Court exercice
Reproduisez à l'identique, dans le texte retenu, tout ce qui va de « Informations générales » jusqu'à « II, p. 21-27. ».

Texte retenu

+--

OEUVRES SPIRITUELLES EDITEES|MEDITATIONS SUR LA PERFECTION RELIGIEUSE.|II. MEDITATIONS POUR RETRAITES

Informations générales
  • OEUVRES SPIRITUELLES EDITEES|MEDITATIONS SUR LA PERFECTION RELIGIEUSE.|II. MEDITATIONS POUR RETRAITES
  • ABUS DES GRACES
    [SES EFFETS.]
  • Méditations sur la perfection religieuse pour les Augustins de l'Assomption. Paris, 1927, II, p. 21-27.

+--

Matériel fourni
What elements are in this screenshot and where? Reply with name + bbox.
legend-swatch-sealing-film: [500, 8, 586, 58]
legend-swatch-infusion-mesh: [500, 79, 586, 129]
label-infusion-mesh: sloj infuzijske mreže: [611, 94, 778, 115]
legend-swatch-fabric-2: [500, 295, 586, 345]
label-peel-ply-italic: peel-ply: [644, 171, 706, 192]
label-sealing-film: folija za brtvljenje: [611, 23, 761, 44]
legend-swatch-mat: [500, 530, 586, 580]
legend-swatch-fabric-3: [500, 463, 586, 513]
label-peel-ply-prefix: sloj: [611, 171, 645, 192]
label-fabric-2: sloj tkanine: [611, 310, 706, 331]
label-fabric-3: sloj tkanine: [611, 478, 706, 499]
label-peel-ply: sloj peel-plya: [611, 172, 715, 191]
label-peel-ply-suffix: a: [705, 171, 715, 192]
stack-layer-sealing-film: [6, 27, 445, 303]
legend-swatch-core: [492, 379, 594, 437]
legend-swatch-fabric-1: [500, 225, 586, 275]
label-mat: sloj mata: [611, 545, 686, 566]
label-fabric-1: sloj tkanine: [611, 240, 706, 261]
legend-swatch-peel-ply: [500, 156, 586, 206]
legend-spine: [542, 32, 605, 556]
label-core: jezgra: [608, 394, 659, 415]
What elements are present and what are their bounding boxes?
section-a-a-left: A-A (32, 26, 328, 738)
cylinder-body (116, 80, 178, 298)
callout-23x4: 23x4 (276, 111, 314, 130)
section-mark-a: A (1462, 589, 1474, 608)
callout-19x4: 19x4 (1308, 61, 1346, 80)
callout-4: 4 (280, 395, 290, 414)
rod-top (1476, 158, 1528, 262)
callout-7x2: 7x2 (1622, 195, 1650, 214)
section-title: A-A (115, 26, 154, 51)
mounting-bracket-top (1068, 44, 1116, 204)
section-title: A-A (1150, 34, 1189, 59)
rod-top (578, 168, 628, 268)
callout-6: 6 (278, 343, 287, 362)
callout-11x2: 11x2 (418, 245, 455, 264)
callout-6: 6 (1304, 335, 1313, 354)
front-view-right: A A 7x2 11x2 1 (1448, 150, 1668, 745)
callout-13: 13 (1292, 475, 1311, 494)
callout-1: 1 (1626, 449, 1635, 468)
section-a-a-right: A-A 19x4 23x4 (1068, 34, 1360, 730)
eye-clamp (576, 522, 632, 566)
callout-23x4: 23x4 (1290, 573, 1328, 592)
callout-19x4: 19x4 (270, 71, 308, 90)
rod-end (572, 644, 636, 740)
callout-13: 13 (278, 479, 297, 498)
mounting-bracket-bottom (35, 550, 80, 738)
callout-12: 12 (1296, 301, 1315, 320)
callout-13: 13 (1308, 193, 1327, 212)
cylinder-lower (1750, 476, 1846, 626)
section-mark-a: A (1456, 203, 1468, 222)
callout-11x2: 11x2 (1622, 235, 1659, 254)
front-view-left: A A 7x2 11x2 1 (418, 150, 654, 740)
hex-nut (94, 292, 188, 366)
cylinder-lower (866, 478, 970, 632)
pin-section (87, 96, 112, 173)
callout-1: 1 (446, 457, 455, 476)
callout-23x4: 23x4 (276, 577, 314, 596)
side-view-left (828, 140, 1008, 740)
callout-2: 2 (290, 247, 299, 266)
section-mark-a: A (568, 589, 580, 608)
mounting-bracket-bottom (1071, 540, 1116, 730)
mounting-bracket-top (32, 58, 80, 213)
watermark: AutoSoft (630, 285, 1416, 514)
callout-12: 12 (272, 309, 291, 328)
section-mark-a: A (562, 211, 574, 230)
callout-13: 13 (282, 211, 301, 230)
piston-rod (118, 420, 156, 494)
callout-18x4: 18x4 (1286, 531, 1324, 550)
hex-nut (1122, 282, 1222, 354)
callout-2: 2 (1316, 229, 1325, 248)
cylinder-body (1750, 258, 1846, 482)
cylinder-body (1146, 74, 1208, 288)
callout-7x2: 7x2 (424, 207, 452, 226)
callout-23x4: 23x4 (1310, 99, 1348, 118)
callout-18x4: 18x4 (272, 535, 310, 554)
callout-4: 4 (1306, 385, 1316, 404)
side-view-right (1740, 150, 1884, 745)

+--

Solution proposée
Informations générales
  • OEUVRES SPIRITUELLES EDITEES|MEDITATIONS SUR LA PERFECTION RELIGIEUSE.|II. MEDITATIONS POUR RETRAITES
  • ABUS DES GRACES
    [SES EFFETS.]
  • Méditations sur la perfection religieuse pour les Augustins de l'Assomption. Paris, 1927, II, p. 21-27.